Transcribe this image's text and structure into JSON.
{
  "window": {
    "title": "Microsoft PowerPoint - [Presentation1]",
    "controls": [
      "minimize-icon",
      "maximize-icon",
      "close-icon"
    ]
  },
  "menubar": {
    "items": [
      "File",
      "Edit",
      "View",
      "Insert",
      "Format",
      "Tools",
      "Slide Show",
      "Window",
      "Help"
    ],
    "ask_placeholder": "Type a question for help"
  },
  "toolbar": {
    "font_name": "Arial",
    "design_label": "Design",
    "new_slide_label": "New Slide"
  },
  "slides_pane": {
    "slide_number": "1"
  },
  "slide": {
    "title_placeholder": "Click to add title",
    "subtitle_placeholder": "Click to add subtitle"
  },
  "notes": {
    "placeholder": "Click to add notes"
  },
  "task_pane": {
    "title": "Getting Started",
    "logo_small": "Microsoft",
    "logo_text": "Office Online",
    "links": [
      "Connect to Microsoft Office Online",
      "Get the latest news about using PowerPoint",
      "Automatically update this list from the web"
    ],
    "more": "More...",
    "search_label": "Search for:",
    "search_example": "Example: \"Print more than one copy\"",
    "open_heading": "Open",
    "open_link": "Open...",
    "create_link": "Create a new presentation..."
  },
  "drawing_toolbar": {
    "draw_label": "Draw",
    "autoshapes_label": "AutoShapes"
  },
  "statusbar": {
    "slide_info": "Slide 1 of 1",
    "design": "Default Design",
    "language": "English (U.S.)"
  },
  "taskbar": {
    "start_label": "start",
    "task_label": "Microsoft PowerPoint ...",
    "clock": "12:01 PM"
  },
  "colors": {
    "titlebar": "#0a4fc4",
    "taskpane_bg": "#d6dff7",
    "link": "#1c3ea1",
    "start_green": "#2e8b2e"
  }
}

■ ■ ■ ■ ■

## DIRECTION
Copy every line exactly. Leave nothing out.

## ANSWER TO THE PROBLEM
Transcribe this image's text and structure into JSON.
{
  "window": {
    "title": "Microsoft PowerPoint - [Presentation1]",
    "controls": [
      "minimize-icon",
      "maximize-icon",
      "close-icon"
    ]
  },
  "menubar": {
    "items": [
      "File",
      "Edit",
      "View",
      "Insert",
      "Format",
      "Tools",
      "Slide Show",
      "Window",
      "Help"
    ],
    "ask_placeholder": "Type a question for help"
  },
  "toolbar": {
    "font_name": "Arial",
    "design_label": "Design",
    "new_slide_label": "New Slide"
  },
  "slides_pane": {
    "slide_number": "1"
  },
  "slide": {
    "title_placeholder": "Click to add title",
    "subtitle_placeholder": "Click to add subtitle"
  },
  "notes": {
    "placeholder": "Click to add notes"
  },
  "task_pane": {
    "title": "Getting Started",
    "logo_small": "Microsoft",
    "logo_text": "Office Online",
    "links": [
      "Connect to Microsoft Office Online",
      "Get the latest news about using PowerPoint",
      "Automatically update this list from the web"
    ],
    "more": "More...",
    "search_label": "Search for:",
    "search_example": "Example: \"Print more than one copy\"",
    "open_heading": "Open",
    "open_link": "Open...",
    "create_link": "Create a new presentation..."
  },
  "drawing_toolbar": {
    "draw_label": "Draw",
    "autoshapes_label": "AutoShapes"
  },
  "statusbar": {
    "slide_info": "Slide 1 of 1",
    "design": "Default Design",
    "language": "English (U.S.)"
  },
  "taskbar": {
    "start_label": "start",
    "task_label": "Microsoft PowerPoint ...",
    "clock": "12:01 PM"
  },
  "colors": {
    "titlebar": "#0a4fc4",
    "taskpane_bg": "#d6dff7",
    "link": "#1c3ea1",
    "start_green": "#2e8b2e"
  }
}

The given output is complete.